Determine how many lines hold "label" and give only that number.
* BEGIN RECORDED DATA *
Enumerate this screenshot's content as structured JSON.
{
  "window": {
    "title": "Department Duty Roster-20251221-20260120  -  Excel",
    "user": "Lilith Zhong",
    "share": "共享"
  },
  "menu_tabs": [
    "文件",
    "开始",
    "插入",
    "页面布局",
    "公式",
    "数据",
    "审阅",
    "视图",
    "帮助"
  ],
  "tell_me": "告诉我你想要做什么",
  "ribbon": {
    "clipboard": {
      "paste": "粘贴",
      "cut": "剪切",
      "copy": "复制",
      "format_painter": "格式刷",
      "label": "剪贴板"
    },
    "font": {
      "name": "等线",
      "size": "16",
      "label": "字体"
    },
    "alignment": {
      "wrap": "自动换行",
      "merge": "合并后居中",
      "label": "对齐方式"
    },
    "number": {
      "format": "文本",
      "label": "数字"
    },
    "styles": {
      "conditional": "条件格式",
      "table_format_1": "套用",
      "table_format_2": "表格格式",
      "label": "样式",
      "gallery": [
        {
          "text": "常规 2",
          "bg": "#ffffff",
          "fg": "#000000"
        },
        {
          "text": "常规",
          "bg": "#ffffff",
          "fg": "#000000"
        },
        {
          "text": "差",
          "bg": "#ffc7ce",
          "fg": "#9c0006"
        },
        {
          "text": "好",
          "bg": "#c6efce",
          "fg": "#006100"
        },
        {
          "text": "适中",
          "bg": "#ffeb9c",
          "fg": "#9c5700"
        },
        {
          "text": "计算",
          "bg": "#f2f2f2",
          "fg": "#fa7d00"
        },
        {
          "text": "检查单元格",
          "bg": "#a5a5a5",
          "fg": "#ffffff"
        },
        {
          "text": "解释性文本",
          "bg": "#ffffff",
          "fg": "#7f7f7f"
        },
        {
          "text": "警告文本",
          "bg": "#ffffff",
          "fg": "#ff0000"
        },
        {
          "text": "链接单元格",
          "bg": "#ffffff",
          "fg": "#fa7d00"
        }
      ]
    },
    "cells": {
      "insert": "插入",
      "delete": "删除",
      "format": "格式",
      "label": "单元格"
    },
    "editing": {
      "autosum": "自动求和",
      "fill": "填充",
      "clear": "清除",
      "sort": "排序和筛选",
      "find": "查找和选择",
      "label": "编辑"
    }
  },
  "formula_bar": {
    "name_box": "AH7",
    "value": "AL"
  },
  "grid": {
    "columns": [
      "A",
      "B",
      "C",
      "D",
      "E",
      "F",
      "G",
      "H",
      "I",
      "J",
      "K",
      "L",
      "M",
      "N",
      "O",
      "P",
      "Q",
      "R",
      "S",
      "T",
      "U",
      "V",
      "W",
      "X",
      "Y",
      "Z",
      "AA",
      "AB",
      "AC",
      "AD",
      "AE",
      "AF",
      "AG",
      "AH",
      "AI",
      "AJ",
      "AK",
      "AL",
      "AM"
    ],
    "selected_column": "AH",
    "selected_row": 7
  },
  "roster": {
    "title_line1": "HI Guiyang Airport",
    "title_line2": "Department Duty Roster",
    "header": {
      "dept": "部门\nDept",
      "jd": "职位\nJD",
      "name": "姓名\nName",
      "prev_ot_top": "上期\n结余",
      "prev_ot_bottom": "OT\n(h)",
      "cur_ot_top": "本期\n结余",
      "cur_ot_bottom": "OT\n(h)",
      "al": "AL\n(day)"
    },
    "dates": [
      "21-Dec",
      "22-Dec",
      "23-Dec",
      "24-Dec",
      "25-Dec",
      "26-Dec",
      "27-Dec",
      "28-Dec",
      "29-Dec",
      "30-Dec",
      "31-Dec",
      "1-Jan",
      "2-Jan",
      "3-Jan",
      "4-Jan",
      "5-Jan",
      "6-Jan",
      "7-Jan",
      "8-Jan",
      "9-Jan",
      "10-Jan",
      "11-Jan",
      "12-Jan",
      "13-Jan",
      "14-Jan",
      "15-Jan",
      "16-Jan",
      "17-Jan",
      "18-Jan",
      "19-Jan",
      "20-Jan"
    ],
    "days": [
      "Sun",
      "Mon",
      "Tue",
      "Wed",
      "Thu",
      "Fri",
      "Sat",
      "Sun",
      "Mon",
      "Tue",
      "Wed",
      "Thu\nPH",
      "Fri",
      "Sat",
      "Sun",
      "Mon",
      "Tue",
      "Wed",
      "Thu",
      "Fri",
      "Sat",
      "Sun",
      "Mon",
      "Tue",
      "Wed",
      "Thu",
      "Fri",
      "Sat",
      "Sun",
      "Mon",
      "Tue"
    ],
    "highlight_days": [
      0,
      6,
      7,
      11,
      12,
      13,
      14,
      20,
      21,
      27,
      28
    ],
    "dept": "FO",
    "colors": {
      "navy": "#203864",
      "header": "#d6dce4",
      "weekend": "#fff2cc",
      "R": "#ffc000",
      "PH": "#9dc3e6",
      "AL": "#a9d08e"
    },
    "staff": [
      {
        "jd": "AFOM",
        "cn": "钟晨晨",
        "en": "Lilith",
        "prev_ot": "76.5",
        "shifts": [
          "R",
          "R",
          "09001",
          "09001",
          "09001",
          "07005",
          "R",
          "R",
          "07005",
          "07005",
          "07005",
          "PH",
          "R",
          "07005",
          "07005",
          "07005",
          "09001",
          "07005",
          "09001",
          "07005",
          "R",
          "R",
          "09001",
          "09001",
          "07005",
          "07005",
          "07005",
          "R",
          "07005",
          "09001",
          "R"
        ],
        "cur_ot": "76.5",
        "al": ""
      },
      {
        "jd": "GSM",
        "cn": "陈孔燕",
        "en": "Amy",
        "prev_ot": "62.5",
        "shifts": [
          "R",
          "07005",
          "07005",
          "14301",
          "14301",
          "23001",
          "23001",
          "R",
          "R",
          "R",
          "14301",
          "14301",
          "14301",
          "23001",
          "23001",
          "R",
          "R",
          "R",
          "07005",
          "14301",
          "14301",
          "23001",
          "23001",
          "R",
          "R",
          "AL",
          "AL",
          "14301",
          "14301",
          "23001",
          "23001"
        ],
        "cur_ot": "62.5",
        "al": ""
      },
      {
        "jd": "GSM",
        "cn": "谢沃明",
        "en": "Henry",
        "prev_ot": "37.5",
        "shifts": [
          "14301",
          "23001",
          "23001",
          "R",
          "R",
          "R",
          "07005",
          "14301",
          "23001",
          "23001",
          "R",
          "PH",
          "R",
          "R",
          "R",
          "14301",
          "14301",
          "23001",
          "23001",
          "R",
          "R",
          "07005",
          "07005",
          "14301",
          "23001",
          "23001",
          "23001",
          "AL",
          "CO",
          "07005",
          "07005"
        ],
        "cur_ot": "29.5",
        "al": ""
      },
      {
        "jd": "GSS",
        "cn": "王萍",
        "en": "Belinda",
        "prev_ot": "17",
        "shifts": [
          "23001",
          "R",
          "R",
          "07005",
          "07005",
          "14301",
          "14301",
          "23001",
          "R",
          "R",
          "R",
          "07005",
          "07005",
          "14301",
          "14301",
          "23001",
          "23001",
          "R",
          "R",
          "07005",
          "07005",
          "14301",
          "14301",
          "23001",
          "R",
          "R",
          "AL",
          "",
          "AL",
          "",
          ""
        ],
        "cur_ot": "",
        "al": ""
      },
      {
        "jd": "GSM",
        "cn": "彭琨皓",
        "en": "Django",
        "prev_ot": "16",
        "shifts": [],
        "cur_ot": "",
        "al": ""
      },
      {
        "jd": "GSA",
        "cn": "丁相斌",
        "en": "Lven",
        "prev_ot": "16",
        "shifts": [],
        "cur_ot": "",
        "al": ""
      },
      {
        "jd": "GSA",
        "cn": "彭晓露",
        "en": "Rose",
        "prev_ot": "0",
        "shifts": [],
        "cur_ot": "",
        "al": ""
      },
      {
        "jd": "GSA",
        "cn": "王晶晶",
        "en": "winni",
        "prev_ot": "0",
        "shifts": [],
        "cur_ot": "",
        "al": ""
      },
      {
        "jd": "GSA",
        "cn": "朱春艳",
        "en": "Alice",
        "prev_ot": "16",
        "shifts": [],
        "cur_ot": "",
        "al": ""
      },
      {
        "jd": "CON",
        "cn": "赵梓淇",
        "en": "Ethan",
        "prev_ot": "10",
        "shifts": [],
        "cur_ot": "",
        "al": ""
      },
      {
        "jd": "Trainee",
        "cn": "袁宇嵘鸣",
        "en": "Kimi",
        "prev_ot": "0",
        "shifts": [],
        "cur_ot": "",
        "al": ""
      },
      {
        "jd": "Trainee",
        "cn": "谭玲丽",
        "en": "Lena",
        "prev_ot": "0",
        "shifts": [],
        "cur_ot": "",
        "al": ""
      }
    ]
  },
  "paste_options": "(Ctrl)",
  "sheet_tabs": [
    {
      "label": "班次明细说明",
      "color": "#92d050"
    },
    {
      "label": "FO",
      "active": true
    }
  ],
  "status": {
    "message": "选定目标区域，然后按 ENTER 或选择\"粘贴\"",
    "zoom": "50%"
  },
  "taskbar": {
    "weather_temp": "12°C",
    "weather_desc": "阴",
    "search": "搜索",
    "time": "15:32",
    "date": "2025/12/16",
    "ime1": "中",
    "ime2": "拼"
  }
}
* END RECORDED DATA *
**EXERCISE RESPONSE:**
9